Directions: The entries below should be transcribed in their entirety, exactly as written.

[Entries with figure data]
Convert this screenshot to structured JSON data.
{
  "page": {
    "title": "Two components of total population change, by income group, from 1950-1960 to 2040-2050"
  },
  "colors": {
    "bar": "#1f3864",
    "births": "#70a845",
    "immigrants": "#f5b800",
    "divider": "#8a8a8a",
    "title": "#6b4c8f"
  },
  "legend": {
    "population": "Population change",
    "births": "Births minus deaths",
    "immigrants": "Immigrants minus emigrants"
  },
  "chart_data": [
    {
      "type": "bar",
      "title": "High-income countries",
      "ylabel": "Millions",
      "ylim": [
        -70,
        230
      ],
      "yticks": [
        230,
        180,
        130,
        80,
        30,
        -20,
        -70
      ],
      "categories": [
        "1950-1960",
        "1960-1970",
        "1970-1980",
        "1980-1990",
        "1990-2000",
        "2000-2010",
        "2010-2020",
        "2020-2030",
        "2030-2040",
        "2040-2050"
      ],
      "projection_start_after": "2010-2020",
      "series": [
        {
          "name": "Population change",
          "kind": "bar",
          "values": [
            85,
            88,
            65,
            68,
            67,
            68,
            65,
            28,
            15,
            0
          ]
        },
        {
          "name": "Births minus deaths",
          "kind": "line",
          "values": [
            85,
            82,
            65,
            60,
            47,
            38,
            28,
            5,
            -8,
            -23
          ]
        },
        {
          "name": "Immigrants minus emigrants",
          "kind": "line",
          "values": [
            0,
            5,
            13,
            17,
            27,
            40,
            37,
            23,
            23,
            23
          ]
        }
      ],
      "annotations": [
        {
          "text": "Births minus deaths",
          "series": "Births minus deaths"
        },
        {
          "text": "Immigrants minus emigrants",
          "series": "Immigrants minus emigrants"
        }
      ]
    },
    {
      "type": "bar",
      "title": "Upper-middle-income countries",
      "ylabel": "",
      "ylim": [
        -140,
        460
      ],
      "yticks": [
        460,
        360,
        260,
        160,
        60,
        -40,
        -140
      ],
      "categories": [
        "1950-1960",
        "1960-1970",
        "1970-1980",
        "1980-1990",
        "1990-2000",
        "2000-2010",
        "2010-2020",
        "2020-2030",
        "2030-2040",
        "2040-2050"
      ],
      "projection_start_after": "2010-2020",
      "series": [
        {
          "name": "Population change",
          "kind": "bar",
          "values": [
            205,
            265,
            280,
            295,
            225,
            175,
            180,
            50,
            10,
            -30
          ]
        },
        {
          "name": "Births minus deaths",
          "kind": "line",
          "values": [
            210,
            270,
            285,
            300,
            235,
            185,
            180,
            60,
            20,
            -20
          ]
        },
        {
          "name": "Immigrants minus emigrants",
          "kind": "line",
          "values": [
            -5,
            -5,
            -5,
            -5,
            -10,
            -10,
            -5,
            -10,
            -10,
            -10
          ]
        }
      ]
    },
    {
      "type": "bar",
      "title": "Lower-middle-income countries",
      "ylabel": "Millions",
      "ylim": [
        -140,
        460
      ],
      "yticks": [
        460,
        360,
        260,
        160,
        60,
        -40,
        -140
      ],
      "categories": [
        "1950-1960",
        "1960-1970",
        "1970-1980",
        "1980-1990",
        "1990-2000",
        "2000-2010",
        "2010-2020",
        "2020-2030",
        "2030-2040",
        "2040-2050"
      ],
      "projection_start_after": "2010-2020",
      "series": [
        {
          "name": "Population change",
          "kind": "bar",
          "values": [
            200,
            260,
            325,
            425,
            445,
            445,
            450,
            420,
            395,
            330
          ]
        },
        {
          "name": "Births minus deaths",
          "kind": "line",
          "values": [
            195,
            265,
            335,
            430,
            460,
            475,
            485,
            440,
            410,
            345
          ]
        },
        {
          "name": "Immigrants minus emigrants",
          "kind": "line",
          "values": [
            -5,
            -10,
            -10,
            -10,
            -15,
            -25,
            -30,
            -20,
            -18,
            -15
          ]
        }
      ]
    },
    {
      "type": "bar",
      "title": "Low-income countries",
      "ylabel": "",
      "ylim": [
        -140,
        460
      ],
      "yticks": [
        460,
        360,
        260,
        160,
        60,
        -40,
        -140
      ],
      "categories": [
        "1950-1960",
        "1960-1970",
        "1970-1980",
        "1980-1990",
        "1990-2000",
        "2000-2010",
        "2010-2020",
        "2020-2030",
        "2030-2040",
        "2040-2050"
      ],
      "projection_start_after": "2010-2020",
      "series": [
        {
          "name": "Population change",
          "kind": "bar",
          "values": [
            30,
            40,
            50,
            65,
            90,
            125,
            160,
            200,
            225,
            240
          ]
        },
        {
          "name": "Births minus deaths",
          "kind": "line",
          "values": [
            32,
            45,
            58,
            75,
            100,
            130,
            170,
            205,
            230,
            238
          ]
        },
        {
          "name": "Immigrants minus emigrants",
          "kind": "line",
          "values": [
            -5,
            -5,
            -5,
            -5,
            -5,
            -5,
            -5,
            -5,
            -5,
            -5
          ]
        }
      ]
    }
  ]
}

Exercise solution:
Convert this screenshot to structured JSON data.
{
  "page": {
    "title": "Two components of total population change, by income group, from 1950-1960 to 2040-2050"
  },
  "colors": {
    "bar": "#1f3864",
    "births": "#70a845",
    "immigrants": "#f5b800",
    "divider": "#8a8a8a",
    "title": "#6b4c8f"
  },
  "legend": {
    "population": "Population change",
    "births": "Births minus deaths",
    "immigrants": "Immigrants minus emigrants"
  },
  "chart_data": [
    {
      "type": "bar",
      "title": "High-income countries",
      "ylabel": "Millions",
      "ylim": [
        -70,
        230
      ],
      "yticks": [
        230,
        180,
        130,
        80,
        30,
        -20,
        -70
      ],
      "categories": [
        "1950-1960",
        "1960-1970",
        "1970-1980",
        "1980-1990",
        "1990-2000",
        "2000-2010",
        "2010-2020",
        "2020-2030",
        "2030-2040",
        "2040-2050"
      ],
      "projection_start_after": "2010-2020",
      "series": [
        {
          "name": "Population change",
          "kind": "bar",
          "values": [
            85,
            88,
            65,
            68,
            67,
            68,
            65,
            28,
            15,
            0
          ]
        },
        {
          "name": "Births minus deaths",
          "kind": "line",
          "values": [
            85,
            82,
            65,
            60,
            47,
            38,
            28,
            5,
            -8,
            -23
          ]
        },
        {
          "name": "Immigrants minus emigrants",
          "kind": "line",
          "values": [
            0,
            5,
            13,
            17,
            27,
            40,
            37,
            23,
            23,
            23
          ]
        }
      ],
      "annotations": [
        {
          "text": "Births minus deaths",
          "series": "Births minus deaths"
        },
        {
          "text": "Immigrants minus emigrants",
          "series": "Immigrants minus emigrants"
        }
      ]
    },
    {
      "type": "bar",
      "title": "Upper-middle-income countries",
      "ylabel": "",
      "ylim": [
        -140,
        460
      ],
      "yticks": [
        460,
        360,
        260,
        160,
        60,
        -40,
        -140
      ],
      "categories": [
        "1950-1960",
        "1960-1970",
        "1970-1980",
        "1980-1990",
        "1990-2000",
        "2000-2010",
        "2010-2020",
        "2020-2030",
        "2030-2040",
        "2040-2050"
      ],
      "projection_start_after": "2010-2020",
      "series": [
        {
          "name": "Population change",
          "kind": "bar",
          "values": [
            205,
            265,
            280,
            295,
            225,
            175,
            180,
            50,
            10,
            -30
          ]
        },
        {
          "name": "Births minus deaths",
          "kind": "line",
          "values": [
            210,
            270,
            285,
            300,
            235,
            185,
            180,
            60,
            20,
            -20
          ]
        },
        {
          "name": "Immigrants minus emigrants",
          "kind": "line",
          "values": [
            -5,
            -5,
            -5,
            -5,
            -10,
            -10,
            -5,
            -10,
            -10,
            -10
          ]
        }
      ]
    },
    {
      "type": "bar",
      "title": "Lower-middle-income countries",
      "ylabel": "Millions",
      "ylim": [
        -140,
        460
      ],
      "yticks": [
        460,
        360,
        260,
        160,
        60,
        -40,
        -140
      ],
      "categories": [
        "1950-1960",
        "1960-1970",
        "1970-1980",
        "1980-1990",
        "1990-2000",
        "2000-2010",
        "2010-2020",
        "2020-2030",
        "2030-2040",
        "2040-2050"
      ],
      "projection_start_after": "2010-2020",
      "series": [
        {
          "name": "Population change",
          "kind": "bar",
          "values": [
            200,
            260,
            325,
            425,
            445,
            445,
            450,
            420,
            395,
            330
          ]
        },
        {
          "name": "Births minus deaths",
          "kind": "line",
          "values": [
            195,
            265,
            335,
            430,
            460,
            475,
            485,
            440,
            410,
            345
          ]
        },
        {
          "name": "Immigrants minus emigrants",
          "kind": "line",
          "values": [
            -5,
            -10,
            -10,
            -10,
            -15,
            -25,
            -30,
            -20,
            -18,
            -15
          ]
        }
      ]
    },
    {
      "type": "bar",
      "title": "Low-income countries",
      "ylabel": "",
      "ylim": [
        -140,
        460
      ],
      "yticks": [
        460,
        360,
        260,
        160,
        60,
        -40,
        -140
      ],
      "categories": [
        "1950-1960",
        "1960-1970",
        "1970-1980",
        "1980-1990",
        "1990-2000",
        "2000-2010",
        "2010-2020",
        "2020-2030",
        "2030-2040",
        "2040-2050"
      ],
      "projection_start_after": "2010-2020",
      "series": [
        {
          "name": "Population change",
          "kind": "bar",
          "values": [
            30,
            40,
            50,
            65,
            90,
            125,
            160,
            200,
            225,
            240
          ]
        },
        {
          "name": "Births minus deaths",
          "kind": "line",
          "values": [
            32,
            45,
            58,
            75,
            100,
            130,
            170,
            205,
            230,
            238
          ]
        },
        {
          "name": "Immigrants minus emigrants",
          "kind": "line",
          "values": [
            -5,
            -5,
            -5,
            -5,
            -5,
            -5,
            -5,
            -5,
            -5,
            -5
          ]
        }
      ]
    }
  ]
}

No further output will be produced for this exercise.